We will analyze sensor heads (receptors) to understand their anatomy and physiology and what receptors do: convert one form of energy into another and generate electrical signals.

Energy Forms and Receptor Transduction

Light striking the eye: light is electromagnetic energy; it is transduced into electrical signals (receptor potentials) in the retina and then conveyed to the visual cortex.
Form of energy: light is electromagnetic energy; conversion happens in the retina (visual transduction).
Sound waves: mechanical energy; displacement of the tympanic membrane and inner-ear structures transduces this into electrical signals that travel as nerve impulses to the temporal lobe.
Receptors convert energy forms to electrical signals (nerve impulses) to be interpreted by the brain.
Receptor potentials are small local electrical changes, not large signals. They are measured in the unit of microvolts (µV).
Receptor potential refresh: Neuronal membranes generate electrical signals via movement of ions across membranes governed by electrochemical gradients.

Neurons, Membranes, and Ion Gradients

Resting membrane potential: the inside of a neuron is negatively charged relative to the outside due to unequal ion distribution (outside more positive than inside).

[Stored items]

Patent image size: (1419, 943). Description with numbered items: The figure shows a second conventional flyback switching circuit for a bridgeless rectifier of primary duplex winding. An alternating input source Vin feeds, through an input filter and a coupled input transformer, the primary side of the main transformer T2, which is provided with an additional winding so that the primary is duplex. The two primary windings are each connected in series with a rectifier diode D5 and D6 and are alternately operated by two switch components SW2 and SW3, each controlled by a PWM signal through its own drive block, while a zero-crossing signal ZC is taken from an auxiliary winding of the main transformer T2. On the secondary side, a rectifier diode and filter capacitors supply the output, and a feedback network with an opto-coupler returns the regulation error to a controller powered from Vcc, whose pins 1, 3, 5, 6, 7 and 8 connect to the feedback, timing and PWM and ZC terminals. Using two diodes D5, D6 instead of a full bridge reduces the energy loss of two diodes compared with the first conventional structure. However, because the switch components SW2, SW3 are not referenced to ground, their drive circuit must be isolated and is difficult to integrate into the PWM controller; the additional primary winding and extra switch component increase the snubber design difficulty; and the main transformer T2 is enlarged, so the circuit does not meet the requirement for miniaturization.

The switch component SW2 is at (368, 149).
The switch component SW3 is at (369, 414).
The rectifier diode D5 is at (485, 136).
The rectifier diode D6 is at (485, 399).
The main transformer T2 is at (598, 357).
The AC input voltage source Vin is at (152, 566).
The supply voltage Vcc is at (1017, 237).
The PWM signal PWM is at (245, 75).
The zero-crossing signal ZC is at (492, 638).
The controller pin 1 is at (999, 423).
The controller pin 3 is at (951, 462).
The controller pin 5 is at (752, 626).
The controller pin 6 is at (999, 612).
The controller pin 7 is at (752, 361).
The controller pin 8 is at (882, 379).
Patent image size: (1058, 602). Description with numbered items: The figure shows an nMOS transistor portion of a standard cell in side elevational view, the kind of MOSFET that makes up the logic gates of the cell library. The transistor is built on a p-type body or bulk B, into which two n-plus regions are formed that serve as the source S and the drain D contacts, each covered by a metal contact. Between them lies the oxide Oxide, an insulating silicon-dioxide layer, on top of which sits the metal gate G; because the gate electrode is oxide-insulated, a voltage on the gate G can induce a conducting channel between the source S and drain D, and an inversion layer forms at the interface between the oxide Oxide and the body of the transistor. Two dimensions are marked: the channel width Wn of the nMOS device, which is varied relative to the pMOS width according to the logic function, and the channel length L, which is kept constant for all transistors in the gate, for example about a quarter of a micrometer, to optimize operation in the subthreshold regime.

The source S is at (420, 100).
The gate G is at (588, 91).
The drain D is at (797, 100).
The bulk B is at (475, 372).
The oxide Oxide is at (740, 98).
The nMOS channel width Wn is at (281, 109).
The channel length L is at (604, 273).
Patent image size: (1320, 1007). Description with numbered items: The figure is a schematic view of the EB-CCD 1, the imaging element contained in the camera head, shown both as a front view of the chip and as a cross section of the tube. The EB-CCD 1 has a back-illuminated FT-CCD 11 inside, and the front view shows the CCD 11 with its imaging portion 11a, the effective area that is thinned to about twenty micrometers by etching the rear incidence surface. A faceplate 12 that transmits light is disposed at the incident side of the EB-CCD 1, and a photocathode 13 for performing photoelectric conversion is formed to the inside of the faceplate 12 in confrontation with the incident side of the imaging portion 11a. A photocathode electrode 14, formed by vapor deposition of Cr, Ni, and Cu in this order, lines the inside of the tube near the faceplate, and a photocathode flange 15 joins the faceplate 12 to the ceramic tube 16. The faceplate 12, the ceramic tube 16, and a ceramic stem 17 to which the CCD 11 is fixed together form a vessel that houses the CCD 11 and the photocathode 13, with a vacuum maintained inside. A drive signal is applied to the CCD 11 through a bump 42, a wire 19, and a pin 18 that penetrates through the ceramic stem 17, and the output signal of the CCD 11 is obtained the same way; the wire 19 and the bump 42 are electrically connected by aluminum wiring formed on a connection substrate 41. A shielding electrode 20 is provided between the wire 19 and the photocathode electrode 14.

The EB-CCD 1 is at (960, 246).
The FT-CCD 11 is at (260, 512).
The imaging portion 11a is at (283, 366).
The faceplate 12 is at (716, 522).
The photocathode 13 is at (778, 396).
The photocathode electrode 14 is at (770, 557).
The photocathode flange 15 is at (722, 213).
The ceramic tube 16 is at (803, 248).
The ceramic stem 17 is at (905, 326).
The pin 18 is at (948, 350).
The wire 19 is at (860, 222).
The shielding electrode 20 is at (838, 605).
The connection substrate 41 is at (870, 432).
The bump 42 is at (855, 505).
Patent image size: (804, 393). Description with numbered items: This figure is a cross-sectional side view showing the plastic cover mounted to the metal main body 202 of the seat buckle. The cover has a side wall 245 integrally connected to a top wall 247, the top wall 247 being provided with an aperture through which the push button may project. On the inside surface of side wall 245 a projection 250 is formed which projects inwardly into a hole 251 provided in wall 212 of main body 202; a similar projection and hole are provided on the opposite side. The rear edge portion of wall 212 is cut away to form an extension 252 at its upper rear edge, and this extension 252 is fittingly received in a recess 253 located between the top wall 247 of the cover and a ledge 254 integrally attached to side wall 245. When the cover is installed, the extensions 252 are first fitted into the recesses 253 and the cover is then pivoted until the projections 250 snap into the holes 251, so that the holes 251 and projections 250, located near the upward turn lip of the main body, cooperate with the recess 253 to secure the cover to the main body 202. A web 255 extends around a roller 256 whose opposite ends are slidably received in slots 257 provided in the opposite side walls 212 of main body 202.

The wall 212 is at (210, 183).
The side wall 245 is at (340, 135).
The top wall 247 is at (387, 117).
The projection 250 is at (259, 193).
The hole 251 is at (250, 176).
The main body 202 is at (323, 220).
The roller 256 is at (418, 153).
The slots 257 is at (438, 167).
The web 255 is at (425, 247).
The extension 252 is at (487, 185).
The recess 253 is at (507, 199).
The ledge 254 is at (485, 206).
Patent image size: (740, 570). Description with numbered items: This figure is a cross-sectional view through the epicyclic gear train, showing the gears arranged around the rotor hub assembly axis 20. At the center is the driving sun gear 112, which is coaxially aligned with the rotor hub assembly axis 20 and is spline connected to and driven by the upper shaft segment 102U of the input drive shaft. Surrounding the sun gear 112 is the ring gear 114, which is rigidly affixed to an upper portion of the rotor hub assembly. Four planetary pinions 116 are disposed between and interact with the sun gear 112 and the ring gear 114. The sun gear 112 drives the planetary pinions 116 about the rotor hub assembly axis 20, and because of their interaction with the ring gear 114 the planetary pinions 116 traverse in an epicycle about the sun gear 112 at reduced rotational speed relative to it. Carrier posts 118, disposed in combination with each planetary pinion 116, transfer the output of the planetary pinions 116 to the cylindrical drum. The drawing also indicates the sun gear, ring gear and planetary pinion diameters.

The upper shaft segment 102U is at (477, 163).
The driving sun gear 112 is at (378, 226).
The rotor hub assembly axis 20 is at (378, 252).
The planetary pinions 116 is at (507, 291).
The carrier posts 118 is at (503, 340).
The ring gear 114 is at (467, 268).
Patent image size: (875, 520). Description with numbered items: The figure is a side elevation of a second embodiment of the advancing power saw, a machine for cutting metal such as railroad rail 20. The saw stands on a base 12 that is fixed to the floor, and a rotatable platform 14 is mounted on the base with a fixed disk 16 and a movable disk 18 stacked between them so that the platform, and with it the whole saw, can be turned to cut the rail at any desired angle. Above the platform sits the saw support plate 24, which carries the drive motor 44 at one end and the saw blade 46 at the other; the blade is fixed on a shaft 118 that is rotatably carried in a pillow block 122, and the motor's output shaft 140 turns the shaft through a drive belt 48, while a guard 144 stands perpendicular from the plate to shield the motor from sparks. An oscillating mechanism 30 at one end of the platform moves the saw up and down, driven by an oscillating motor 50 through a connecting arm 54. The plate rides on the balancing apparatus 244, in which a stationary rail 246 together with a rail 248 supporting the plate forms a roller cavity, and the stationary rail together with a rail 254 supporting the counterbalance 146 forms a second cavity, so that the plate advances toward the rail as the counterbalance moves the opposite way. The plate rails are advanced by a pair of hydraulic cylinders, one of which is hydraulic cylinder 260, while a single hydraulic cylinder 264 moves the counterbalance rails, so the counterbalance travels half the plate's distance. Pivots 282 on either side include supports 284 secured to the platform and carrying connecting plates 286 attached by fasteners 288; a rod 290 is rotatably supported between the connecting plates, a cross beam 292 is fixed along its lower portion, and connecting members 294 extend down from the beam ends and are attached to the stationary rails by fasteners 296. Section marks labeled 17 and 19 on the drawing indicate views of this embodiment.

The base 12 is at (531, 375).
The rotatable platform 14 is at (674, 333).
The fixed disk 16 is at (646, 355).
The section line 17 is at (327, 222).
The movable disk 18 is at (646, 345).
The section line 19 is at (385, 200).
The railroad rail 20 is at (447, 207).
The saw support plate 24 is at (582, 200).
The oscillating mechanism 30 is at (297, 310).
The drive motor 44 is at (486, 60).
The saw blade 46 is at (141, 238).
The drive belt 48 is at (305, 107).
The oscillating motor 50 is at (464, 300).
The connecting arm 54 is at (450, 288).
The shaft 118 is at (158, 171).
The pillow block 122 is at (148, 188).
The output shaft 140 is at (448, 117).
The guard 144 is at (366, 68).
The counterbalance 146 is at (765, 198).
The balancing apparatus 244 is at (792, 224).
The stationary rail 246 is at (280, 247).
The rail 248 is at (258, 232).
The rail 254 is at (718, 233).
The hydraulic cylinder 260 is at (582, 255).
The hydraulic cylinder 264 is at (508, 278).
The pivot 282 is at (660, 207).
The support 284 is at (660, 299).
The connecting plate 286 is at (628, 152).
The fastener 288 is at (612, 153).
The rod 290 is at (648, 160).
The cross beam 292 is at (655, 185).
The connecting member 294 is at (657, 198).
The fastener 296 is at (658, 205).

### DIRECTIONS
A - List every part of the eye, ear, or brain that the receptor notes name.
B - According to the receptor notes, what unit is used to measure receptor potentials?
C - Carry on with the receptor notes from the point where they stop.

### ANSWERS PER TASK
A - retina; visual cortex; tympanic membrane; inner-ear structures; temporal lobe

B - Microvolts (µV).

C -
Electrochemical gradient maintains ion movement through membrane channels.
The sodium–potassium ATPase (Na⁺/K⁺-ATPase) maintains this gradient by actively pumping ions:
- 3\,\mathrm{Na}^+\text{ (out)} and 2\,\mathrm{K}^+\text{ (in)} per ATP hydrolyzed.
When a neuron is stimulated, Na⁺ channels open and Na⁺ influx occurs, changing the membrane potential — depolarization.
This depolarization constitutes the receptor potential, a local change in the membrane potential triggered by sensory stimulation (e.g., light entering retina).

From Receptors to Synapses: Neurotransmission

The axon terminal transmits the electrical impulse to another cell across a synapse.
Neurotransmitters (chemical signals) are stored in vesicles in the presynaptic neuron.
When an action potential reaches the axon terminal, neurotransmitters are released by exocytosis into the synaptic cleft.
Neurotransmitters bind to receptor sites on the postsynaptic cell, opening ion channels and altering the postsynaptic membrane potential.
This process propagates the signal from the receptor to the brain (e.g., vision, hearing, smell).
The synaptic cleft is the space between presynaptic and postsynaptic neurons where neurotransmitters act.

Sensation, Perception, and Variability

Sensation: the subjective awareness of a stimulus.
Perception is the interpretation of those sensations; there can be variability in perception (e.g., pain sensitivity can vary among individuals and populations).
Sensory receptors are grouped by modality (the type of stimulus they respond to) and by location and duration.

Modality and the Labeled Line Code

Modality: the type of stimulus a receptor is sensitive to (e.g., vision for light, hearing for sound).
What is perceived is determined by modality; for example, even if you press on the eyeball, the modality remains light perception because retinal receptors are specialized for light.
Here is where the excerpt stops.